» **Aim**: Quote the records beneath, complete and exact. Leave out images.

::: Records to use

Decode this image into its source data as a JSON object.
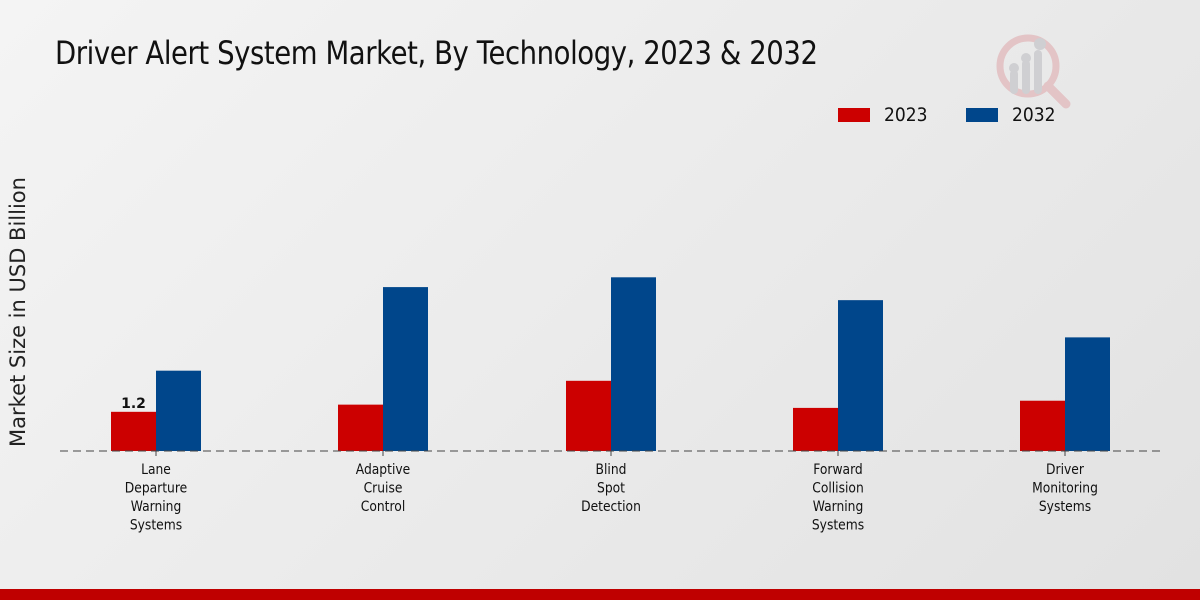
{
  "title": "Driver Alert System Market, By Technology, 2023 & 2032",
  "colors": {
    "series_2023": "#cc0000",
    "series_2032": "#00468b",
    "footer": "#bf0000"
  },
  "chart_data": {
    "type": "bar",
    "title": "Driver Alert System Market, By Technology, 2023 & 2032",
    "xlabel": "",
    "ylabel": "Market Size in USD Billion",
    "categories": [
      [
        "Lane",
        "Departure",
        "Warning",
        "Systems"
      ],
      [
        "Adaptive",
        "Cruise",
        "Control"
      ],
      [
        "Blind",
        "Spot",
        "Detection"
      ],
      [
        "Forward",
        "Collision",
        "Warning",
        "Systems"
      ],
      [
        "Driver",
        "Monitoring",
        "Systems"
      ]
    ],
    "category_names": [
      "Lane Departure Warning Systems",
      "Adaptive Cruise Control",
      "Blind Spot Detection",
      "Forward Collision Warning Systems",
      "Driver Monitoring Systems"
    ],
    "series": [
      {
        "name": "2023",
        "color": "#cc0000",
        "values": [
          1.2,
          1.42,
          2.15,
          1.32,
          1.54
        ]
      },
      {
        "name": "2032",
        "color": "#00468b",
        "values": [
          2.46,
          5.02,
          5.32,
          4.62,
          3.48
        ]
      }
    ],
    "data_labels": [
      {
        "series": 0,
        "index": 0,
        "text": "1.2"
      }
    ],
    "ylim": [
      0,
      8.3
    ],
    "grid": false,
    "legend": "top-right",
    "baseline_style": "dashed"
  }
}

::::::

» **Exercise answer**:
Decode this image into its source data as a JSON object.
{
  "title": "Driver Alert System Market, By Technology, 2023 & 2032",
  "colors": {
    "series_2023": "#cc0000",
    "series_2032": "#00468b",
    "footer": "#bf0000"
  },
  "chart_data": {
    "type": "bar",
    "title": "Driver Alert System Market, By Technology, 2023 & 2032",
    "xlabel": "",
    "ylabel": "Market Size in USD Billion",
    "categories": [
      [
        "Lane",
        "Departure",
        "Warning",
        "Systems"
      ],
      [
        "Adaptive",
        "Cruise",
        "Control"
      ],
      [
        "Blind",
        "Spot",
        "Detection"
      ],
      [
        "Forward",
        "Collision",
        "Warning",
        "Systems"
      ],
      [
        "Driver",
        "Monitoring",
        "Systems"
      ]
    ],
    "category_names": [
      "Lane Departure Warning Systems",
      "Adaptive Cruise Control",
      "Blind Spot Detection",
      "Forward Collision Warning Systems",
      "Driver Monitoring Systems"
    ],
    "series": [
      {
        "name": "2023",
        "color": "#cc0000",
        "values": [
          1.2,
          1.42,
          2.15,
          1.32,
          1.54
        ]
      },
      {
        "name": "2032",
        "color": "#00468b",
        "values": [
          2.46,
          5.02,
          5.32,
          4.62,
          3.48
        ]
      }
    ],
    "data_labels": [
      {
        "series": 0,
        "index": 0,
        "text": "1.2"
      }
    ],
    "ylim": [
      0,
      8.3
    ],
    "grid": false,
    "legend": "top-right",
    "baseline_style": "dashed"
  }
}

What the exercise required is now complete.